◆ **STATED TASK**:
List each line in which the string "probability" appears.

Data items

* BEGIN *

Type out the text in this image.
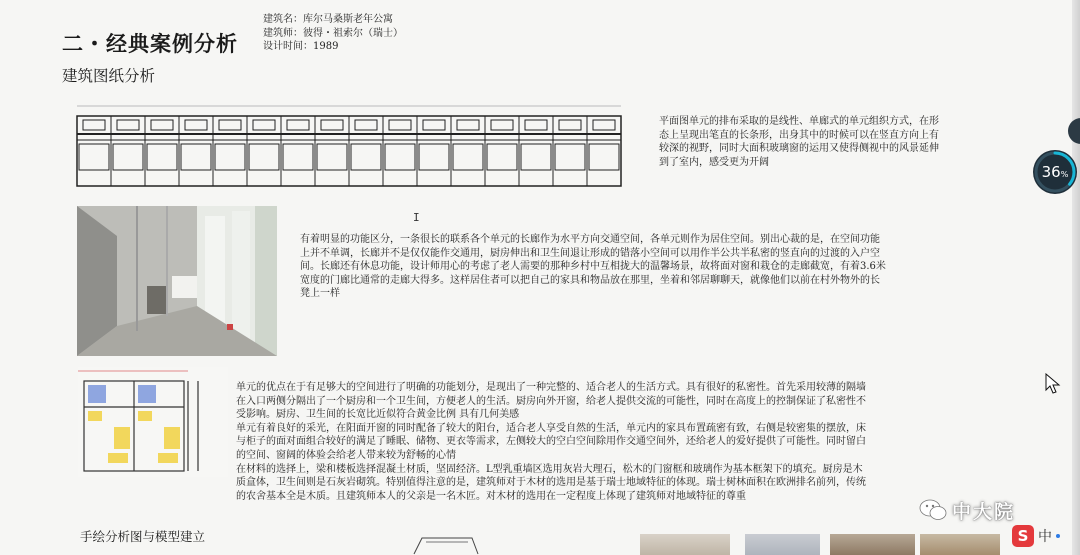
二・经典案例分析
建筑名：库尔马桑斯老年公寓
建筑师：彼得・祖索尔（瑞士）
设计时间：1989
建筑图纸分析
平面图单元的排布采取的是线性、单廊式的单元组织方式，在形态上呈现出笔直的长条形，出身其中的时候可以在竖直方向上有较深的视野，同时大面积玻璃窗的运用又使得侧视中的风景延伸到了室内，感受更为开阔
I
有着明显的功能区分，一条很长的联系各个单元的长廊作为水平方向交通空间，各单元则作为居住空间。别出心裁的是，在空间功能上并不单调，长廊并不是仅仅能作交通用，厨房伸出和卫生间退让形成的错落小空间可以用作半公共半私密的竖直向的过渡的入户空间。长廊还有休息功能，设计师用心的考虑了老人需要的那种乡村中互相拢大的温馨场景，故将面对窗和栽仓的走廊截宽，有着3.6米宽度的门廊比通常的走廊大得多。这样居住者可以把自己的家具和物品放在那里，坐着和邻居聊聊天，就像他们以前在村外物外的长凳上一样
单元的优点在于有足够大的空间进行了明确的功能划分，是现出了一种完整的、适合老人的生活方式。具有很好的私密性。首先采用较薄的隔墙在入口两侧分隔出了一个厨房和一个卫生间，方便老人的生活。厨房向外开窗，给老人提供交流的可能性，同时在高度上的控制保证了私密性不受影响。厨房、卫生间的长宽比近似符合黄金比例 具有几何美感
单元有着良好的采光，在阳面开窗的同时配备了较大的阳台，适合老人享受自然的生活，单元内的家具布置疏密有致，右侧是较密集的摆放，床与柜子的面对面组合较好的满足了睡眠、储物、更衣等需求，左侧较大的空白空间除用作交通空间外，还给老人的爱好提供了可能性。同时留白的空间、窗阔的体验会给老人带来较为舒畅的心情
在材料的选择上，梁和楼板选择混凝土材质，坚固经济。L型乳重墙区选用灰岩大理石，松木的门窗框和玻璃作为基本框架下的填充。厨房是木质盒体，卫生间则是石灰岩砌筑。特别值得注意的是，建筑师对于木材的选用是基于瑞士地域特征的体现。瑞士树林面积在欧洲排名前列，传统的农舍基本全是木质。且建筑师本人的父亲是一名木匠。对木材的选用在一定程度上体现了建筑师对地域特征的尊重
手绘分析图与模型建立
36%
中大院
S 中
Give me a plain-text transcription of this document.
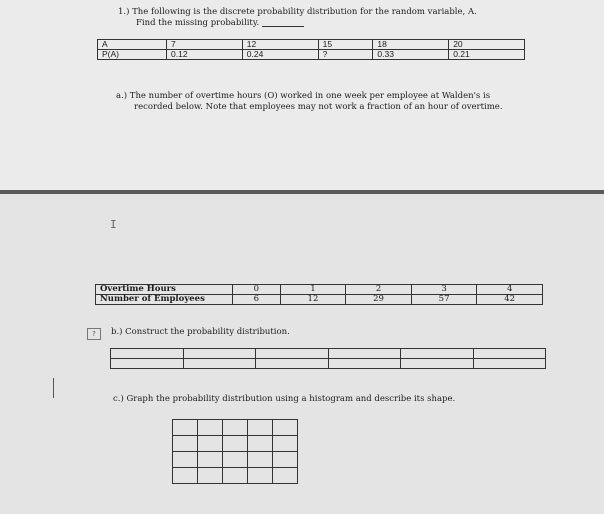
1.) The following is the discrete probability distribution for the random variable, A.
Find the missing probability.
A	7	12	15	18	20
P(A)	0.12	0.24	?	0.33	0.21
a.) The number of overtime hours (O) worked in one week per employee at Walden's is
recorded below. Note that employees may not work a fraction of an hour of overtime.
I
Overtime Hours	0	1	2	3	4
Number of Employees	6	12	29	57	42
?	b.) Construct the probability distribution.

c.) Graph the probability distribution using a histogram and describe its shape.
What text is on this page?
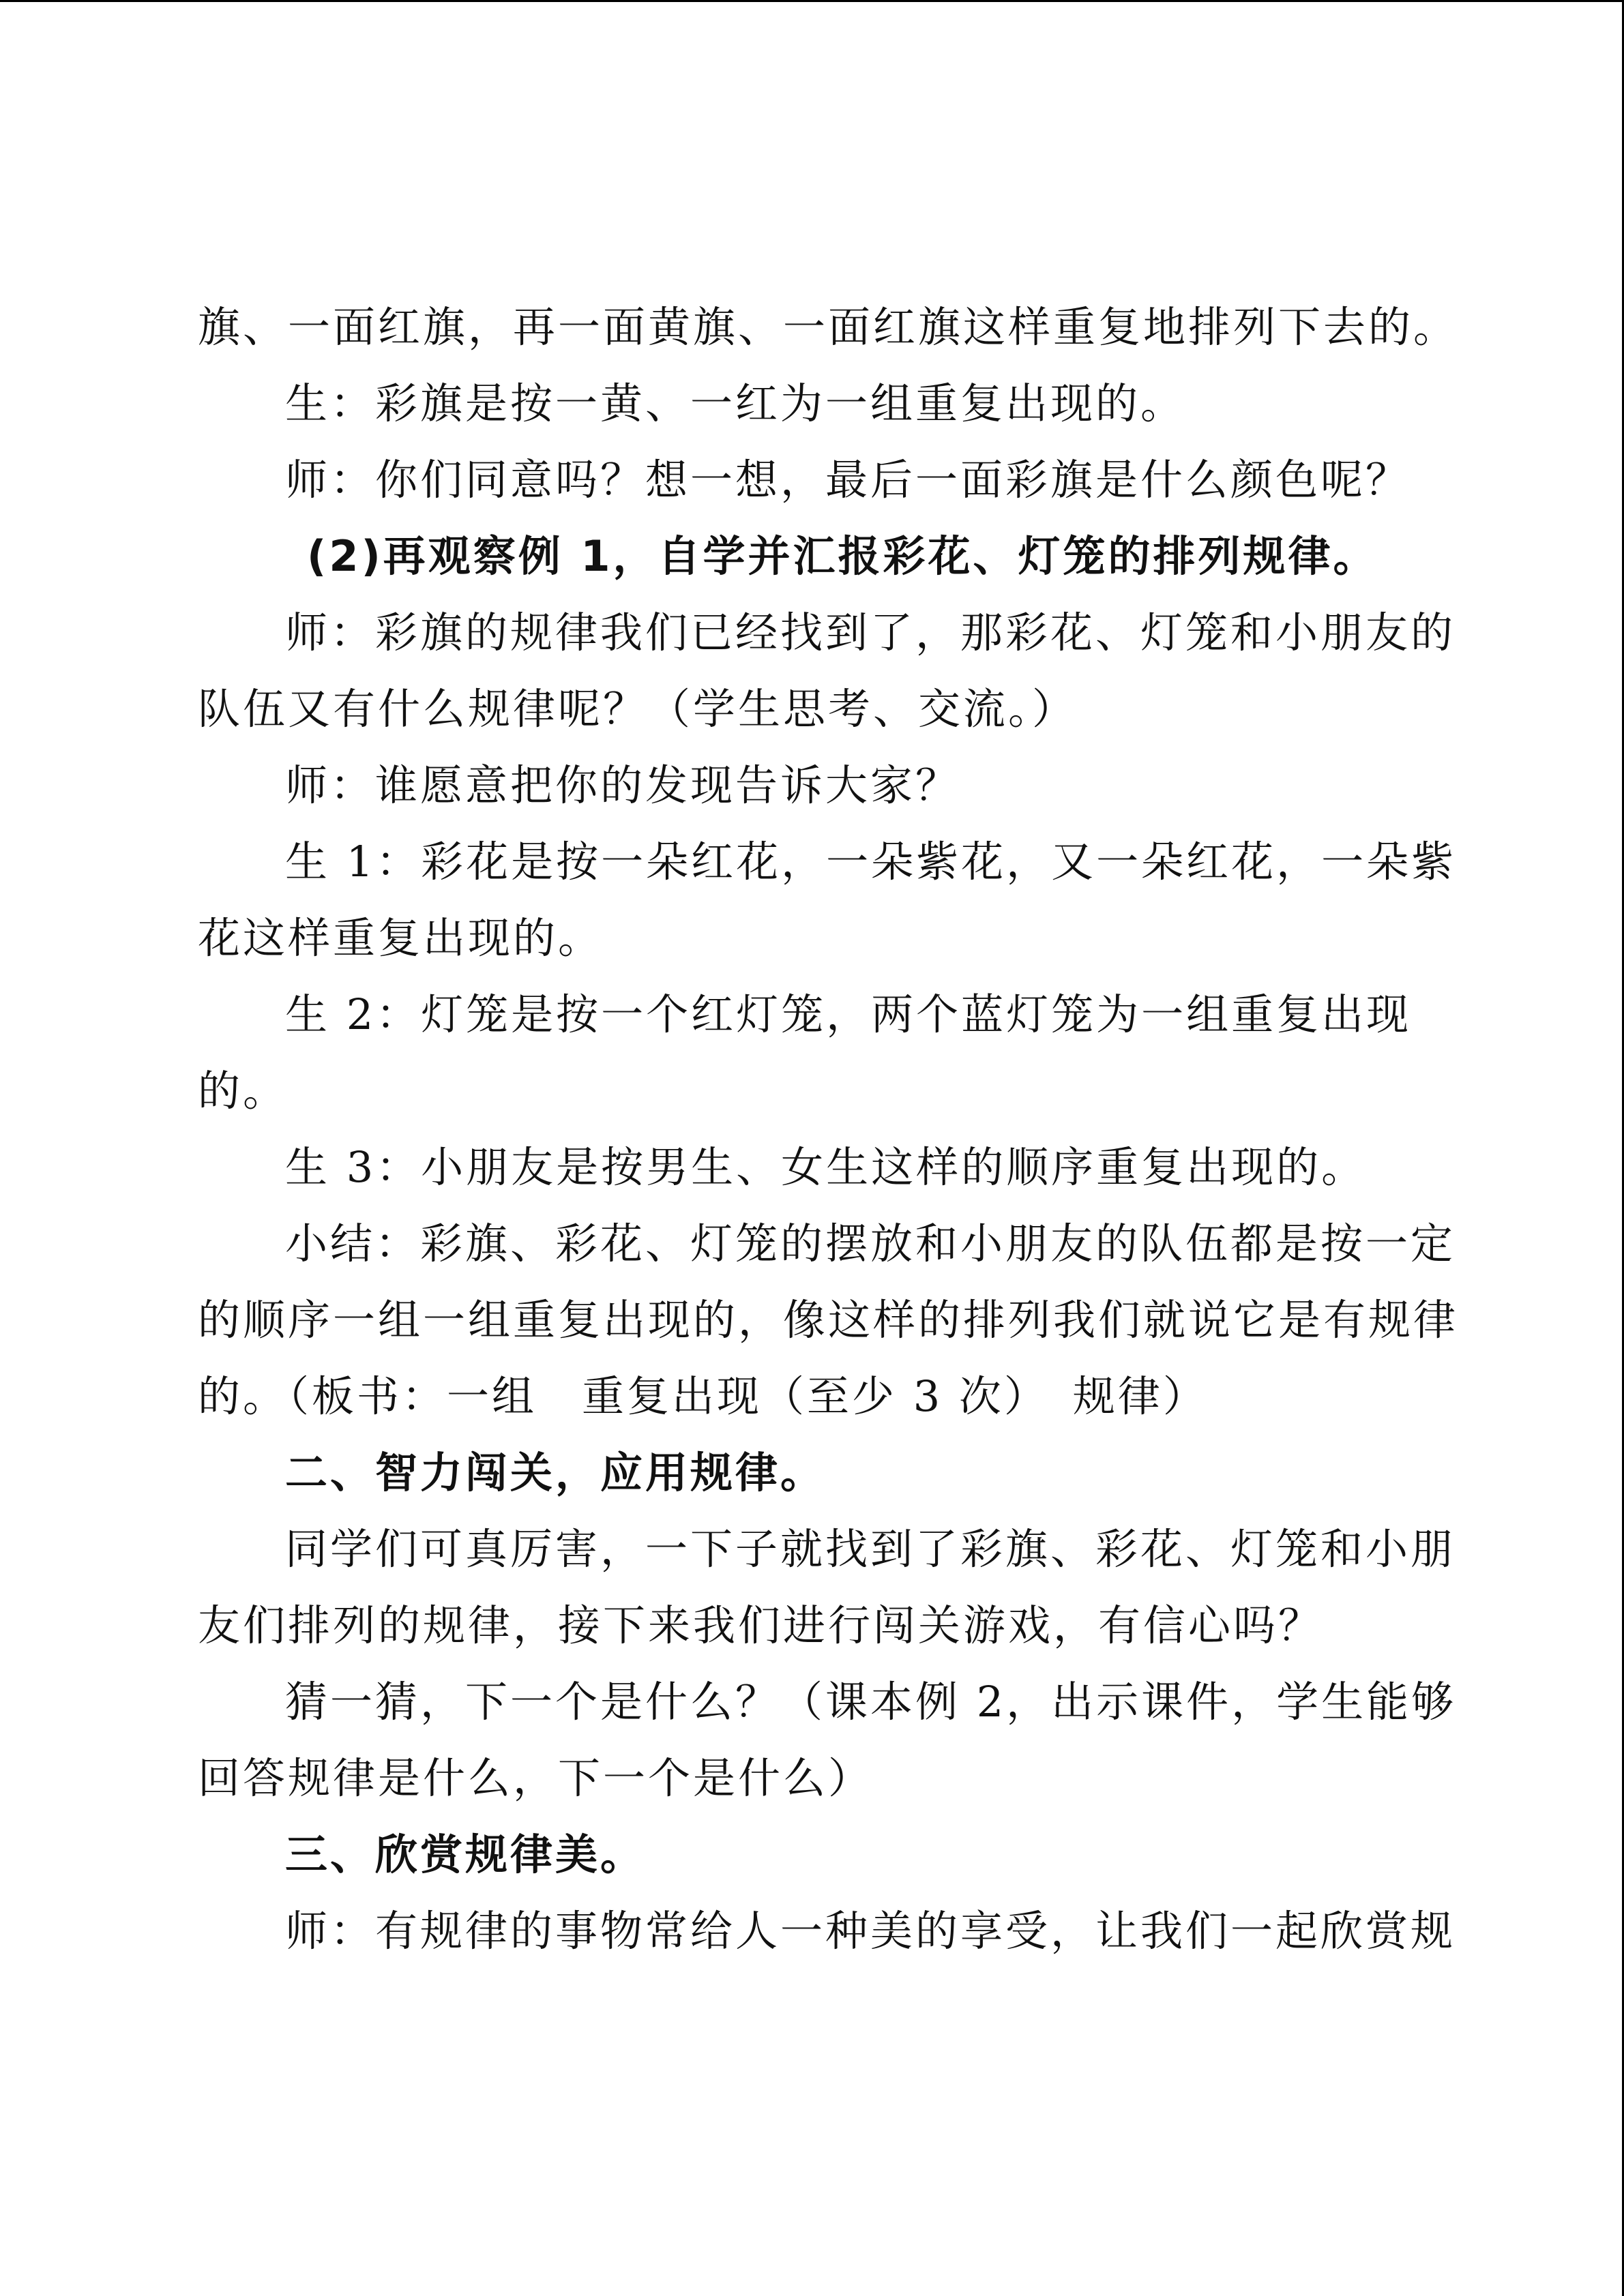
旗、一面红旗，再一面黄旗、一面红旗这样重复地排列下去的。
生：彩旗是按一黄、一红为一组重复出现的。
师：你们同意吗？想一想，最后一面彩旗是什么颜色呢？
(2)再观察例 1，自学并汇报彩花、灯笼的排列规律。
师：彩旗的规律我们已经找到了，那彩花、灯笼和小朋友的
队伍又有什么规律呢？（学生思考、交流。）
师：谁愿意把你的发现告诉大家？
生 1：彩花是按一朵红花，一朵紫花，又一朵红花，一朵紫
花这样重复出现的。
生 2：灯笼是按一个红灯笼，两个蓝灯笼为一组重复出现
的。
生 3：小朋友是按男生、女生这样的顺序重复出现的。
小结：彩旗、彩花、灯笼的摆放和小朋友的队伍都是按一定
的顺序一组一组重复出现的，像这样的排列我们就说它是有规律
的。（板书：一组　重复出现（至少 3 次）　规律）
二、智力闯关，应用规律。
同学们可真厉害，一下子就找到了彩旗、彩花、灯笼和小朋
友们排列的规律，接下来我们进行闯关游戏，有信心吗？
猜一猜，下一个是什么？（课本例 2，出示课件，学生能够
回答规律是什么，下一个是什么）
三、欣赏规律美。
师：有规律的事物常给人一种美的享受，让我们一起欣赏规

* END *

◆ **SOLUTION FOR THIS EXERCISE**:
1.) The following is the discrete probability distribution for the random variable, A.
Find the missing probability.
?	b.) Construct the probability distribution.
c.) Graph the probability distribution using a histogram and describe its shape.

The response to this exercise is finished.